### TASK INSTRUCTIONS
Reproduce the material exactly, omitting nothing.

### DATA LINES
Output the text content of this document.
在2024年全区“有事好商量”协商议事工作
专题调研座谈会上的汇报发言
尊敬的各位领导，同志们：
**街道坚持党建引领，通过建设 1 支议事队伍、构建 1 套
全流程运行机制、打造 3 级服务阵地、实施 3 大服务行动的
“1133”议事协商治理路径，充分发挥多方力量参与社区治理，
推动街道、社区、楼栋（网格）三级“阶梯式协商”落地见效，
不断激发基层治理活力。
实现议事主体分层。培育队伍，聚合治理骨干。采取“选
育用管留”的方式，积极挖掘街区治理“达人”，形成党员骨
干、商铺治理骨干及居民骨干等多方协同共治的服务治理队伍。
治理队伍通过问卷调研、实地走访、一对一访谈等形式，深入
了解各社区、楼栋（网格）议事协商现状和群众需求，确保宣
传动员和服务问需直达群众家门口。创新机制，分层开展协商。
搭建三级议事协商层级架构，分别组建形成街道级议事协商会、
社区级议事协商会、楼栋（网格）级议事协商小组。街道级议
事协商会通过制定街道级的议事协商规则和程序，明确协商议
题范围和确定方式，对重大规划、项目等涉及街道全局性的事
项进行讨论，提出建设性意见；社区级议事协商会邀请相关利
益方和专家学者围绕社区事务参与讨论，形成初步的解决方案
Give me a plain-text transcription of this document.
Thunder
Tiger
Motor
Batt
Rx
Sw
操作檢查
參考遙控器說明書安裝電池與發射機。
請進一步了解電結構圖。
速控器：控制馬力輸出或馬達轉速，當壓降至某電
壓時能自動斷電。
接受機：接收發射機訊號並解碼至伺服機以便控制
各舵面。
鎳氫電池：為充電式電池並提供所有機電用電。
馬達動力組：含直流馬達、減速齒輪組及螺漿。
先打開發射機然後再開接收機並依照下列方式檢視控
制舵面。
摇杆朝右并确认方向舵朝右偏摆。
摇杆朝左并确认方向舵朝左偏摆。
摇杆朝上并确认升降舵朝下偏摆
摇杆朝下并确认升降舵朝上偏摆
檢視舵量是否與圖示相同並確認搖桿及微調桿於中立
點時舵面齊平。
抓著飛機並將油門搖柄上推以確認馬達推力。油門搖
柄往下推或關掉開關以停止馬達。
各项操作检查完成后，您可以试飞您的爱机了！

### TASK RESULT
Output the text content of this document.
在2024年全区“有事好商量”协商议事工作
专题调研座谈会上的汇报发言
尊敬的各位领导，同志们：
**街道坚持党建引领，通过建设 1 支议事队伍、构建 1 套
全流程运行机制、打造 3 级服务阵地、实施 3 大服务行动的
“1133”议事协商治理路径，充分发挥多方力量参与社区治理，
推动街道、社区、楼栋（网格）三级“阶梯式协商”落地见效，
不断激发基层治理活力。
实现议事主体分层。培育队伍，聚合治理骨干。采取“选
育用管留”的方式，积极挖掘街区治理“达人”，形成党员骨
干、商铺治理骨干及居民骨干等多方协同共治的服务治理队伍。
治理队伍通过问卷调研、实地走访、一对一访谈等形式，深入
了解各社区、楼栋（网格）议事协商现状和群众需求，确保宣
传动员和服务问需直达群众家门口。创新机制，分层开展协商。
搭建三级议事协商层级架构，分别组建形成街道级议事协商会、
社区级议事协商会、楼栋（网格）级议事协商小组。街道级议
事协商会通过制定街道级的议事协商规则和程序，明确协商议
题范围和确定方式，对重大规划、项目等涉及街道全局性的事
项进行讨论，提出建设性意见；社区级议事协商会邀请相关利
益方和专家学者围绕社区事务参与讨论，形成初步的解决方案
Give me a plain-text transcription of this document.
Thunder
Tiger
Motor
Batt
Rx
Sw
操作檢查
參考遙控器說明書安裝電池與發射機。
請進一步了解電結構圖。
速控器：控制馬力輸出或馬達轉速，當壓降至某電
壓時能自動斷電。
接受機：接收發射機訊號並解碼至伺服機以便控制
各舵面。
鎳氫電池：為充電式電池並提供所有機電用電。
馬達動力組：含直流馬達、減速齒輪組及螺漿。
先打開發射機然後再開接收機並依照下列方式檢視控
制舵面。
摇杆朝右并确认方向舵朝右偏摆。
摇杆朝左并确认方向舵朝左偏摆。
摇杆朝上并确认升降舵朝下偏摆
摇杆朝下并确认升降舵朝上偏摆
檢視舵量是否與圖示相同並確認搖桿及微調桿於中立
點時舵面齊平。
抓著飛機並將油門搖柄上推以確認馬達推力。油門搖
柄往下推或關掉開關以停止馬達。
各项操作检查完成后，您可以试飞您的爱机了！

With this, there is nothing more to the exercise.